▶ **What you have to do**
Continue the write-up on MS OLE block-size experiments below from the point where it stops, before the entries that follow it.

▶ **Selected extract**

Experiments with various block sizes in MS OLE

Small files

setup

I decided to test the following parameters:

results

Using all combinations, I used a slightly modified test-cp-msole program to create 168 files (84 doc files and 84 xls files). I tried to run all of them on each of the three platforms. Here are the results:

All these files either opened OK, or were reported as incorrect files. I haven't experienced crashes, with only one exception (see the next paragraph).

There were no differences between Excel and Word, they behaved both the same, with one exception: if a file with 8KB blocks was succesfully opened by Excel, then Word crashed on that file. (If the file was reported as incorrect, Word also said it's incorrect, without any crash.) The current libgsf code allows only block up to 4KB, so it's wise to keep this limitation.

When the header was padded to block size, it had never any influence whether it was padded by 0's or 0xff's.

Win 2000 and Win XP results

Both of these platforms behaved exactly the same:

The major version set (3 or 4) had no influence.

Header size had to be = block size. (Constant 512 B header didn't work for any block size != 512.)

▶ **Given entries**
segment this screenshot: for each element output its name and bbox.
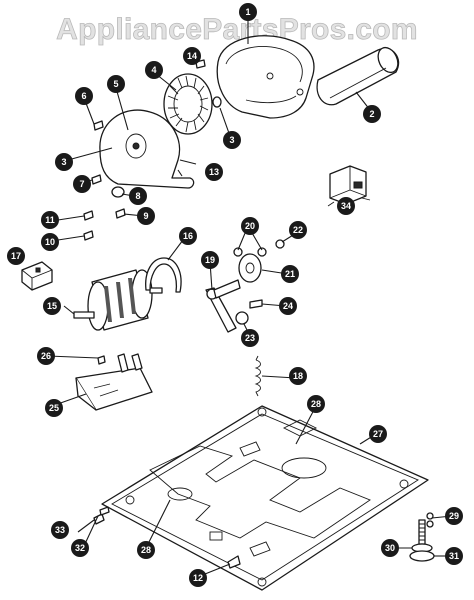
- callout-26: 26: [37, 347, 55, 365]
- callout-6: 6: [75, 87, 93, 105]
- svg-text:33: 33: [55, 525, 65, 535]
- svg-text:9: 9: [143, 211, 148, 221]
- svg-text:34: 34: [341, 201, 351, 211]
- callout-31: 31: [445, 547, 463, 565]
- callout-19: 19: [201, 251, 219, 269]
- svg-text:3: 3: [229, 135, 234, 145]
- motor-bracket-part: [75, 353, 153, 411]
- svg-text:13: 13: [209, 167, 219, 177]
- callout-1: 1: [239, 3, 257, 21]
- callout-18: 18: [289, 367, 307, 385]
- callout-21: 21: [281, 265, 299, 283]
- cover-hardware: [83, 59, 222, 241]
- svg-text:21: 21: [285, 269, 295, 279]
- svg-text:2: 2: [369, 109, 374, 119]
- svg-text:4: 4: [151, 65, 156, 75]
- callout-16: 16: [179, 227, 197, 245]
- svg-text:16: 16: [183, 231, 193, 241]
- svg-text:1: 1: [245, 7, 250, 17]
- svg-text:6: 6: [81, 91, 86, 101]
- callout-8: 8: [129, 187, 147, 205]
- callout-3a: 3: [55, 153, 73, 171]
- dryer-base-part: [101, 405, 429, 591]
- leveling-leg-part: [409, 512, 435, 562]
- callout-29: 29: [445, 507, 463, 525]
- svg-text:8: 8: [135, 191, 140, 201]
- callout-13: 13: [205, 163, 223, 181]
- svg-text:25: 25: [49, 403, 59, 413]
- callout-28a: 28: [307, 395, 325, 413]
- svg-text:14: 14: [187, 51, 197, 61]
- svg-text:20: 20: [245, 221, 255, 231]
- svg-text:15: 15: [47, 301, 57, 311]
- callout-12: 12: [189, 569, 207, 587]
- callout-20: 20: [241, 217, 259, 235]
- svg-text:5: 5: [113, 79, 118, 89]
- svg-text:28: 28: [141, 545, 151, 555]
- callout-25: 25: [45, 399, 63, 417]
- drive-motor-part: [73, 269, 163, 331]
- callout-11: 11: [41, 211, 59, 229]
- callout-33: 33: [51, 521, 69, 539]
- watermark: AppliancePartsPros.com: [56, 13, 418, 46]
- blower-housing-part: [216, 35, 315, 119]
- callout-24: 24: [279, 297, 297, 315]
- callout-32: 32: [71, 539, 89, 557]
- blower-wheel-part: [163, 73, 213, 135]
- callout-15: 15: [43, 297, 61, 315]
- callout-9: 9: [137, 207, 155, 225]
- svg-text:29: 29: [449, 511, 459, 521]
- svg-text:11: 11: [45, 215, 55, 225]
- idler-assembly-part: [205, 253, 263, 333]
- callout-14: 14: [183, 47, 201, 65]
- callout-23: 23: [241, 329, 259, 347]
- svg-text:7: 7: [79, 179, 84, 189]
- svg-text:23: 23: [245, 333, 255, 343]
- svg-text:10: 10: [45, 237, 55, 247]
- idler-spring-part: [254, 355, 261, 397]
- blower-cover-part: [99, 109, 195, 189]
- svg-text:3: 3: [61, 157, 66, 167]
- exhaust-duct-part: [316, 46, 400, 106]
- callout-30: 30: [381, 539, 399, 557]
- svg-text:26: 26: [41, 351, 51, 361]
- callout-34: 34: [337, 197, 355, 215]
- terminal-block-part: [21, 261, 53, 291]
- svg-text:19: 19: [205, 255, 215, 265]
- svg-text:24: 24: [283, 301, 293, 311]
- svg-text:30: 30: [385, 543, 395, 553]
- svg-text:32: 32: [75, 543, 85, 553]
- callout-17: 17: [7, 247, 25, 265]
- callout-10: 10: [41, 233, 59, 251]
- svg-text:27: 27: [373, 429, 383, 439]
- callout-2: 2: [363, 105, 381, 123]
- callout-3b: 3: [223, 131, 241, 149]
- callout-27: 27: [369, 425, 387, 443]
- callout-28b: 28: [137, 541, 155, 559]
- svg-text:31: 31: [449, 551, 459, 561]
- callout-7: 7: [73, 175, 91, 193]
- motor-strap-part: [145, 257, 182, 293]
- thermostat-part: [327, 165, 371, 207]
- base-clips: [93, 506, 241, 569]
- callout-5: 5: [107, 75, 125, 93]
- svg-text:12: 12: [193, 573, 203, 583]
- svg-text:28: 28: [311, 399, 321, 409]
- svg-text:22: 22: [293, 225, 303, 235]
- idler-washers: [233, 239, 285, 257]
- callout-22: 22: [289, 221, 307, 239]
- svg-text:18: 18: [293, 371, 303, 381]
- callout-4: 4: [145, 61, 163, 79]
- svg-text:17: 17: [11, 251, 21, 261]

▶ **Response**
With _cSectDir set, all block sizes worked. When _cSectDir was not set (0), only block sizes <= 512 worked.

(I hope the above text says unambiguously which files worked and which didn't.)

Win 98 results

The major version had to be 3. (When set to 4, no file worked, not even with block size 512B.)

Header size had to be constant 512. (When header size = block size, no block size != 512 worked.)

It had no influence whether _cSectDir was set or not.

Bigger files, tested on Win 2000 only

Block sizes bigger then 512

I wanted to verify that the header really has size 512. In other words, that the header still has only 109 metabat pointers, and then an XBAT block is used.

I needed a file bigger then about 28 MB. I created a 32MB file by Excel.

I copied it with the modified test-cp-msole in two configurations:

  1. block size 1024 B, _cSectDir set, major ver. 4, header padded by 0xff
  2. block size 1024 B, _cSectDir set, major ver. 3, header padded by 0
(I used a hex dump to verify that the file really has one XBAT block.)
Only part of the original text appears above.